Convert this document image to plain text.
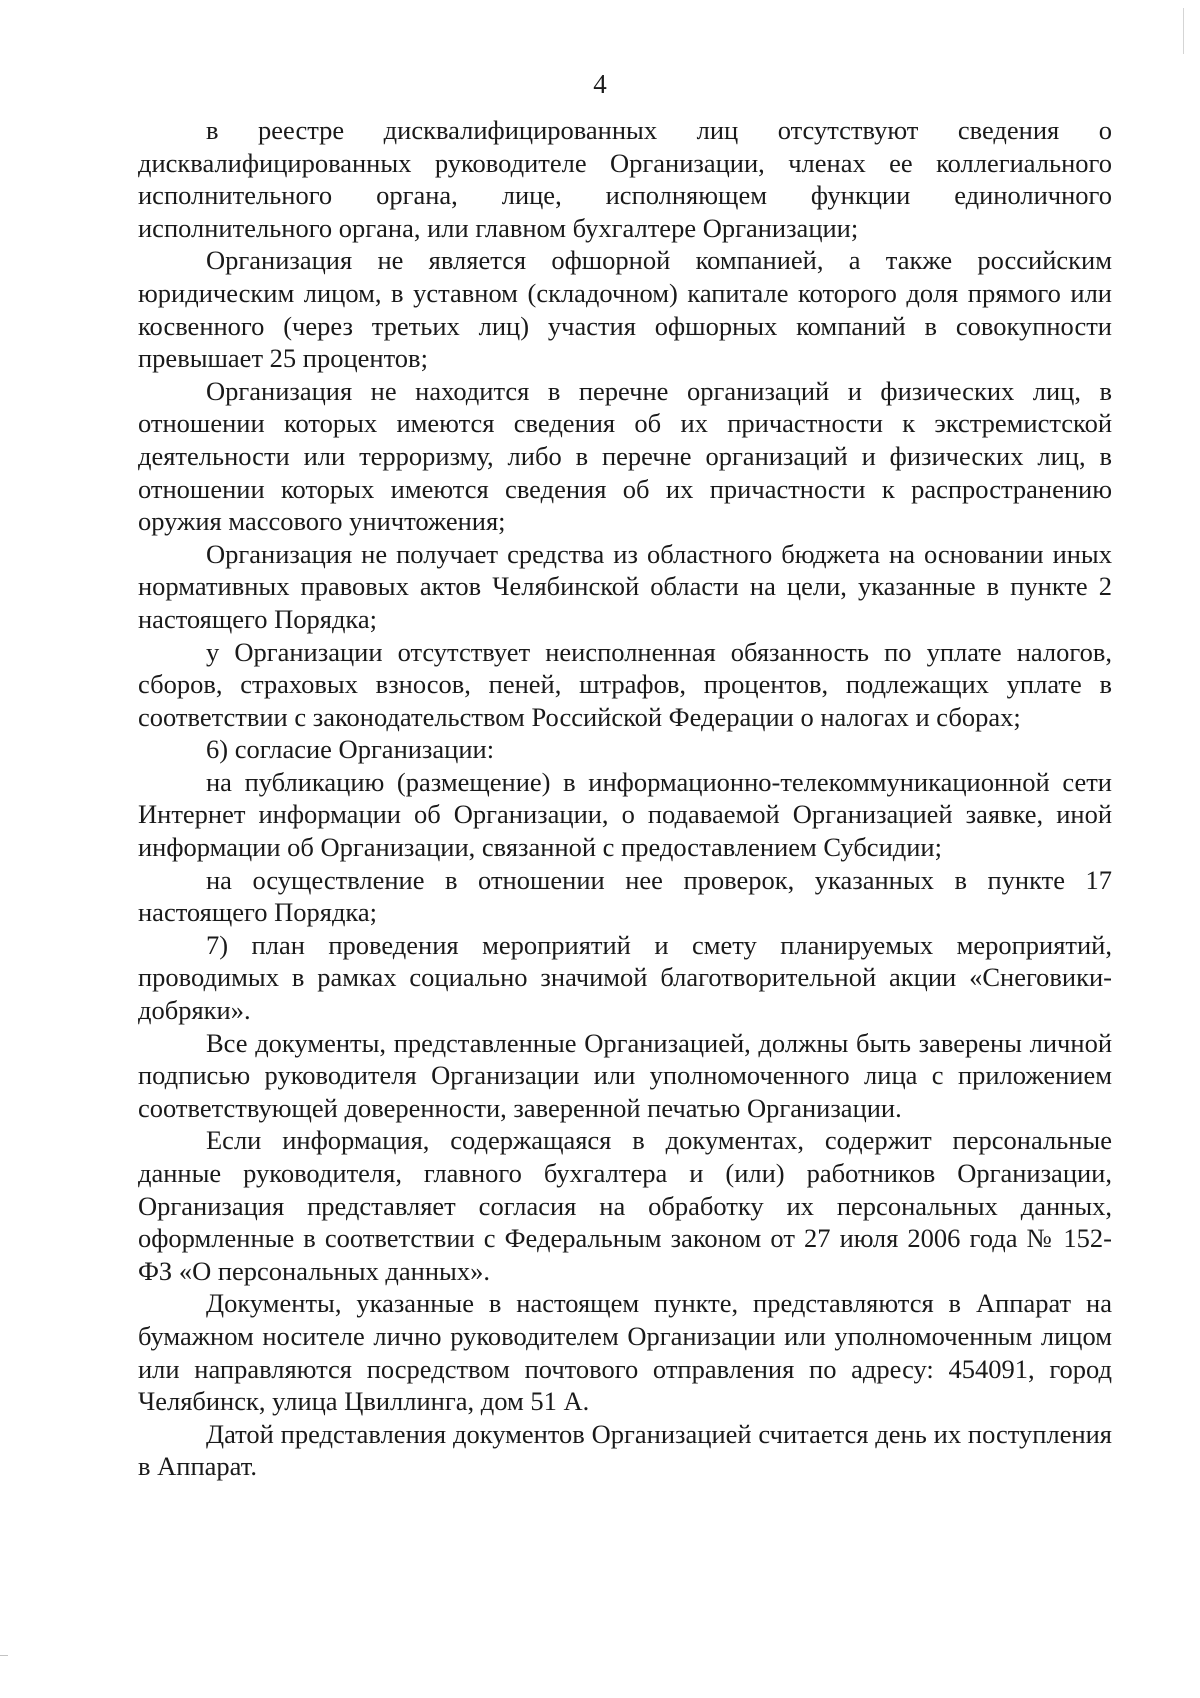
4

в реестре дисквалифицированных лиц отсутствуют сведения о дисквалифицированных руководителе Организации, членах ее коллегиального исполнительного органа, лице, исполняющем функции единоличного исполнительного органа, или главном бухгалтере Организации;

Организация не является офшорной компанией, а также российским юридическим лицом, в уставном (складочном) капитале которого доля прямого или косвенного (через третьих лиц) участия офшорных компаний в совокупности превышает 25 процентов;

Организация не находится в перечне организаций и физических лиц, в отношении которых имеются сведения об их причастности к экстремистской деятельности или терроризму, либо в перечне организаций и физических лиц, в отношении которых имеются сведения об их причастности к распространению оружия массового уничтожения;

Организация не получает средства из областного бюджета на основании иных нормативных правовых актов Челябинской области на цели, указанные в пункте 2 настоящего Порядка;

у Организации отсутствует неисполненная обязанность по уплате налогов, сборов, страховых взносов, пеней, штрафов, процентов, подлежащих уплате в соответствии с законодательством Российской Федерации о налогах и сборах;

6) согласие Организации:

на публикацию (размещение) в информационно-телекоммуникационной сети Интернет информации об Организации, о подаваемой Организацией заявке, иной информации об Организации, связанной с предоставлением Субсидии;

на осуществление в отношении нее проверок, указанных в пункте 17 настоящего Порядка;

7) план проведения мероприятий и смету планируемых мероприятий, проводимых в рамках социально значимой благотворительной акции «Снеговики-добряки».

Все документы, представленные Организацией, должны быть заверены личной подписью руководителя Организации или уполномоченного лица с приложением соответствующей доверенности, заверенной печатью Организации.

Если информация, содержащаяся в документах, содержит персональные данные руководителя, главного бухгалтера и (или) работников Организации, Организация представляет согласия на обработку их персональных данных, оформленные в соответствии с Федеральным законом от 27 июля 2006 года № 152-ФЗ «О персональных данных».

Документы, указанные в настоящем пункте, представляются в Аппарат на бумажном носителе лично руководителем Организации или уполномоченным лицом или направляются посредством почтового отправления по адресу: 454091, город Челябинск, улица Цвиллинга, дом 51 А.

Датой представления документов Организацией считается день их поступления в Аппарат.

━━━━

Every record is to be reproduced exactly, with no pictures included.

Convert this document image to plain text.
4

в реестре дисквалифицированных лиц отсутствуют сведения о дисквалифицированных руководителе Организации, членах ее коллегиального исполнительного органа, лице, исполняющем функции единоличного исполнительного органа, или главном бухгалтере Организации;

Организация не является офшорной компанией, а также российским юридическим лицом, в уставном (складочном) капитале которого доля прямого или косвенного (через третьих лиц) участия офшорных компаний в совокупности превышает 25 процентов;

Организация не находится в перечне организаций и физических лиц, в отношении которых имеются сведения об их причастности к экстремистской деятельности или терроризму, либо в перечне организаций и физических лиц, в отношении которых имеются сведения об их причастности к распространению оружия массового уничтожения;

Организация не получает средства из областного бюджета на основании иных нормативных правовых актов Челябинской области на цели, указанные в пункте 2 настоящего Порядка;

у Организации отсутствует неисполненная обязанность по уплате налогов, сборов, страховых взносов, пеней, штрафов, процентов, подлежащих уплате в соответствии с законодательством Российской Федерации о налогах и сборах;

6) согласие Организации:

на публикацию (размещение) в информационно-телекоммуникационной сети Интернет информации об Организации, о подаваемой Организацией заявке, иной информации об Организации, связанной с предоставлением Субсидии;

на осуществление в отношении нее проверок, указанных в пункте 17 настоящего Порядка;

7) план проведения мероприятий и смету планируемых мероприятий, проводимых в рамках социально значимой благотворительной акции «Снеговики-добряки».

Все документы, представленные Организацией, должны быть заверены личной подписью руководителя Организации или уполномоченного лица с приложением соответствующей доверенности, заверенной печатью Организации.

Если информация, содержащаяся в документах, содержит персональные данные руководителя, главного бухгалтера и (или) работников Организации, Организация представляет согласия на обработку их персональных данных, оформленные в соответствии с Федеральным законом от 27 июля 2006 года № 152-ФЗ «О персональных данных».

Документы, указанные в настоящем пункте, представляются в Аппарат на бумажном носителе лично руководителем Организации или уполномоченным лицом или направляются посредством почтового отправления по адресу: 454091, город Челябинск, улица Цвиллинга, дом 51 А.

Датой представления документов Организацией считается день их поступления в Аппарат.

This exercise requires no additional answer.